— Start of Given records —
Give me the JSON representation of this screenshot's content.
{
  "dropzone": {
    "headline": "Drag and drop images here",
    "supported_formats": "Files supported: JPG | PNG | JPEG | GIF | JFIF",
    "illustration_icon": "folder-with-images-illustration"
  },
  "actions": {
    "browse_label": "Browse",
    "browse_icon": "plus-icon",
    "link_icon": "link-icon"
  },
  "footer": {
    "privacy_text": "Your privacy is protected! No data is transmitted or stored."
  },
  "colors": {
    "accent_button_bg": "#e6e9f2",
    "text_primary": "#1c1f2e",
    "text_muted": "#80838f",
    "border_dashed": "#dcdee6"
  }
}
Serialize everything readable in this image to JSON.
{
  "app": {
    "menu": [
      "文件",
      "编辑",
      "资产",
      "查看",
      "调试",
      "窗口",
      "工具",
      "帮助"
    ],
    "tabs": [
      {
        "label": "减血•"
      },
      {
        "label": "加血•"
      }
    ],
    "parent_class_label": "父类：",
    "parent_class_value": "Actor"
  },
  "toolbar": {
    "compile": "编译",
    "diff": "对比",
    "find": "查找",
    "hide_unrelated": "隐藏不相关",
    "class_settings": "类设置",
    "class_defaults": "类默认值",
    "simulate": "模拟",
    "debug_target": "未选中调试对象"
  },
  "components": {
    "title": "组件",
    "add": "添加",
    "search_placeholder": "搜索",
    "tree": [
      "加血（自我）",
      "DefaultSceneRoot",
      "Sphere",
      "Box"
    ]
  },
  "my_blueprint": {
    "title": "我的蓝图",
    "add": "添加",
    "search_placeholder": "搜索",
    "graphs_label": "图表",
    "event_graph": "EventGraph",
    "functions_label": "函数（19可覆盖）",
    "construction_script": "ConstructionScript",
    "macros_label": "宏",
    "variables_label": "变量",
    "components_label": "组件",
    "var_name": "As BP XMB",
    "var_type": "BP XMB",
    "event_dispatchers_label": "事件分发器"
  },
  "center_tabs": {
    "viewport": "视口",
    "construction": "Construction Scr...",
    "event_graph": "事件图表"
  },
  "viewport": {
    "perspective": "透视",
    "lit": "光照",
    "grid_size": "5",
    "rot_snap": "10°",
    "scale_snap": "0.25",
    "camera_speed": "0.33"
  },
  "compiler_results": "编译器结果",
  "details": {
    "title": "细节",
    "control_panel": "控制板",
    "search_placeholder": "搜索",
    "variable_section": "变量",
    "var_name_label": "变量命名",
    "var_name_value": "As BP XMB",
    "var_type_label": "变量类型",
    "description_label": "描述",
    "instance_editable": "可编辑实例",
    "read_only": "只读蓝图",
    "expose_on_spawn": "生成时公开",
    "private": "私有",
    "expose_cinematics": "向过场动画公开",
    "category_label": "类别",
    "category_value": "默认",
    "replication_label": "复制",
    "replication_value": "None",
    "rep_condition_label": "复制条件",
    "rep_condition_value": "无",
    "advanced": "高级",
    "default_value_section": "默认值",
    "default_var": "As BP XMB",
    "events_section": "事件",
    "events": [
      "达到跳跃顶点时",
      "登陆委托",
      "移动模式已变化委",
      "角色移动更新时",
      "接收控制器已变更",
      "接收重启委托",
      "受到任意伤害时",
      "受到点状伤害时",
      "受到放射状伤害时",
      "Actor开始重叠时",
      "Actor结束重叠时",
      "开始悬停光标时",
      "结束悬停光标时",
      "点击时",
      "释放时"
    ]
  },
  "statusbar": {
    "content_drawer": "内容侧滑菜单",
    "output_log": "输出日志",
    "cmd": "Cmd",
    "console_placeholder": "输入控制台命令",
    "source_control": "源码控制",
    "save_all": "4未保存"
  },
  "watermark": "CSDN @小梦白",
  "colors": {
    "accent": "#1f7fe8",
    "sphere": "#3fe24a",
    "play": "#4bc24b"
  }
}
— End of Given records —
Reproduce the full listing exactly.

Result for this task
Give me the JSON representation of this screenshot's content.
{
  "dropzone": {
    "headline": "Drag and drop images here",
    "supported_formats": "Files supported: JPG | PNG | JPEG | GIF | JFIF",
    "illustration_icon": "folder-with-images-illustration"
  },
  "actions": {
    "browse_label": "Browse",
    "browse_icon": "plus-icon",
    "link_icon": "link-icon"
  },
  "footer": {
    "privacy_text": "Your privacy is protected! No data is transmitted or stored."
  },
  "colors": {
    "accent_button_bg": "#e6e9f2",
    "text_primary": "#1c1f2e",
    "text_muted": "#80838f",
    "border_dashed": "#dcdee6"
  }
}
Serialize everything readable in this image to JSON.
{
  "app": {
    "menu": [
      "文件",
      "编辑",
      "资产",
      "查看",
      "调试",
      "窗口",
      "工具",
      "帮助"
    ],
    "tabs": [
      {
        "label": "减血•"
      },
      {
        "label": "加血•"
      }
    ],
    "parent_class_label": "父类：",
    "parent_class_value": "Actor"
  },
  "toolbar": {
    "compile": "编译",
    "diff": "对比",
    "find": "查找",
    "hide_unrelated": "隐藏不相关",
    "class_settings": "类设置",
    "class_defaults": "类默认值",
    "simulate": "模拟",
    "debug_target": "未选中调试对象"
  },
  "components": {
    "title": "组件",
    "add": "添加",
    "search_placeholder": "搜索",
    "tree": [
      "加血（自我）",
      "DefaultSceneRoot",
      "Sphere",
      "Box"
    ]
  },
  "my_blueprint": {
    "title": "我的蓝图",
    "add": "添加",
    "search_placeholder": "搜索",
    "graphs_label": "图表",
    "event_graph": "EventGraph",
    "functions_label": "函数（19可覆盖）",
    "construction_script": "ConstructionScript",
    "macros_label": "宏",
    "variables_label": "变量",
    "components_label": "组件",
    "var_name": "As BP XMB",
    "var_type": "BP XMB",
    "event_dispatchers_label": "事件分发器"
  },
  "center_tabs": {
    "viewport": "视口",
    "construction": "Construction Scr...",
    "event_graph": "事件图表"
  },
  "viewport": {
    "perspective": "透视",
    "lit": "光照",
    "grid_size": "5",
    "rot_snap": "10°",
    "scale_snap": "0.25",
    "camera_speed": "0.33"
  },
  "compiler_results": "编译器结果",
  "details": {
    "title": "细节",
    "control_panel": "控制板",
    "search_placeholder": "搜索",
    "variable_section": "变量",
    "var_name_label": "变量命名",
    "var_name_value": "As BP XMB",
    "var_type_label": "变量类型",
    "description_label": "描述",
    "instance_editable": "可编辑实例",
    "read_only": "只读蓝图",
    "expose_on_spawn": "生成时公开",
    "private": "私有",
    "expose_cinematics": "向过场动画公开",
    "category_label": "类别",
    "category_value": "默认",
    "replication_label": "复制",
    "replication_value": "None",
    "rep_condition_label": "复制条件",
    "rep_condition_value": "无",
    "advanced": "高级",
    "default_value_section": "默认值",
    "default_var": "As BP XMB",
    "events_section": "事件",
    "events": [
      "达到跳跃顶点时",
      "登陆委托",
      "移动模式已变化委",
      "角色移动更新时",
      "接收控制器已变更",
      "接收重启委托",
      "受到任意伤害时",
      "受到点状伤害时",
      "受到放射状伤害时",
      "Actor开始重叠时",
      "Actor结束重叠时",
      "开始悬停光标时",
      "结束悬停光标时",
      "点击时",
      "释放时"
    ]
  },
  "statusbar": {
    "content_drawer": "内容侧滑菜单",
    "output_log": "输出日志",
    "cmd": "Cmd",
    "console_placeholder": "输入控制台命令",
    "source_control": "源码控制",
    "save_all": "4未保存"
  },
  "watermark": "CSDN @小梦白",
  "colors": {
    "accent": "#1f7fe8",
    "sphere": "#3fe24a",
    "play": "#4bc24b"
  }
}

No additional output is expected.